# Start of Provided information

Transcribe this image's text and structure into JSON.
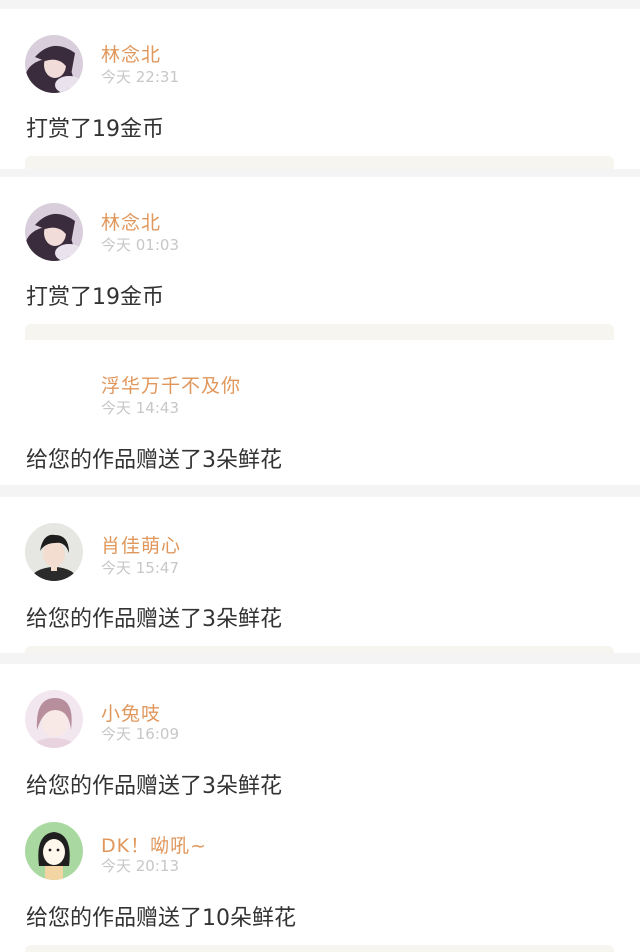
{
  "colors": {
    "name": "#e0975c",
    "time": "#c7c7c7",
    "message": "#333333",
    "page_bg": "#f4f4f4"
  },
  "items": [
    {
      "name": "林念北",
      "time": "今天 22:31",
      "message": "打赏了19金币",
      "avatar": "girl-dark-hair-avatar"
    },
    {
      "name": "林念北",
      "time": "今天 01:03",
      "message": "打赏了19金币",
      "avatar": "girl-dark-hair-avatar"
    },
    {
      "name": "浮华万千不及你",
      "time": "今天 14:43",
      "message": "给您的作品赠送了3朵鲜花",
      "avatar": ""
    },
    {
      "name": "肖佳萌心",
      "time": "今天 15:47",
      "message": "给您的作品赠送了3朵鲜花",
      "avatar": "boy-avatar"
    },
    {
      "name": "小兔吱",
      "time": "今天 16:09",
      "message": "给您的作品赠送了3朵鲜花",
      "avatar": "pink-girl-avatar"
    },
    {
      "name": "DK！呦吼~",
      "time": "今天 20:13",
      "message": "给您的作品赠送了10朵鲜花",
      "avatar": "cartoon-girl-avatar"
    }
  ]
}
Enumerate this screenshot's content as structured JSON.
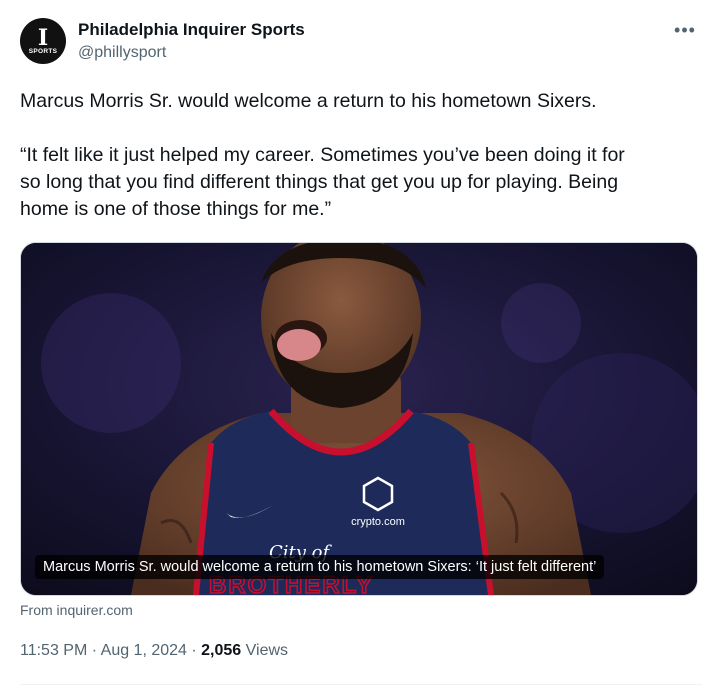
{
  "author": {
    "name": "Philadelphia Inquirer Sports",
    "handle": "@phillysport",
    "avatar_letter": "I",
    "avatar_sub": "SPORTS"
  },
  "more_icon": "more-horizontal-icon",
  "tweet": {
    "paragraph1": "Marcus Morris Sr. would welcome a return to his hometown Sixers.",
    "paragraph2_line1": "“It felt like it just helped my career. Sometimes you’ve been doing it for",
    "paragraph2_line2": "so long that you find different things that get you up for playing. Being",
    "paragraph2_line3": "home is one of those things for me.”"
  },
  "media": {
    "caption": "Marcus Morris Sr. would welcome a return to his hometown Sixers: ‘It just felt different’",
    "jersey_sponsor": "crypto.com",
    "jersey_script": "City of",
    "jersey_word": "BROTHERLY"
  },
  "source": {
    "label": "From inquirer.com"
  },
  "meta": {
    "time": "11:53 PM",
    "sep1": " · ",
    "date": "Aug 1, 2024",
    "sep2": " · ",
    "views_count": "2,056",
    "views_label": " Views"
  },
  "colors": {
    "text_primary": "#0f1419",
    "text_secondary": "#536471",
    "border": "#cfd9de",
    "jersey_navy": "#1d2a5a",
    "jersey_red": "#c8102e"
  }
}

# End of Provided information

Without the images, write out each line of the data verbatim.

▶ **Complete answer**
Transcribe this image's text and structure into JSON.
{
  "colors": {
    "name": "#e0975c",
    "time": "#c7c7c7",
    "message": "#333333",
    "page_bg": "#f4f4f4"
  },
  "items": [
    {
      "name": "林念北",
      "time": "今天 22:31",
      "message": "打赏了19金币",
      "avatar": "girl-dark-hair-avatar"
    },
    {
      "name": "林念北",
      "time": "今天 01:03",
      "message": "打赏了19金币",
      "avatar": "girl-dark-hair-avatar"
    },
    {
      "name": "浮华万千不及你",
      "time": "今天 14:43",
      "message": "给您的作品赠送了3朵鲜花",
      "avatar": ""
    },
    {
      "name": "肖佳萌心",
      "time": "今天 15:47",
      "message": "给您的作品赠送了3朵鲜花",
      "avatar": "boy-avatar"
    },
    {
      "name": "小兔吱",
      "time": "今天 16:09",
      "message": "给您的作品赠送了3朵鲜花",
      "avatar": "pink-girl-avatar"
    },
    {
      "name": "DK！呦吼~",
      "time": "今天 20:13",
      "message": "给您的作品赠送了10朵鲜花",
      "avatar": "cartoon-girl-avatar"
    }
  ]
}
Enumerate this screenshot's content as structured JSON.
{
  "author": {
    "name": "Philadelphia Inquirer Sports",
    "handle": "@phillysport",
    "avatar_letter": "I",
    "avatar_sub": "SPORTS"
  },
  "more_icon": "more-horizontal-icon",
  "tweet": {
    "paragraph1": "Marcus Morris Sr. would welcome a return to his hometown Sixers.",
    "paragraph2_line1": "“It felt like it just helped my career. Sometimes you’ve been doing it for",
    "paragraph2_line2": "so long that you find different things that get you up for playing. Being",
    "paragraph2_line3": "home is one of those things for me.”"
  },
  "media": {
    "caption": "Marcus Morris Sr. would welcome a return to his hometown Sixers: ‘It just felt different’",
    "jersey_sponsor": "crypto.com",
    "jersey_script": "City of",
    "jersey_word": "BROTHERLY"
  },
  "source": {
    "label": "From inquirer.com"
  },
  "meta": {
    "time": "11:53 PM",
    "sep1": " · ",
    "date": "Aug 1, 2024",
    "sep2": " · ",
    "views_count": "2,056",
    "views_label": " Views"
  },
  "colors": {
    "text_primary": "#0f1419",
    "text_secondary": "#536471",
    "border": "#cfd9de",
    "jersey_navy": "#1d2a5a",
    "jersey_red": "#c8102e"
  }
}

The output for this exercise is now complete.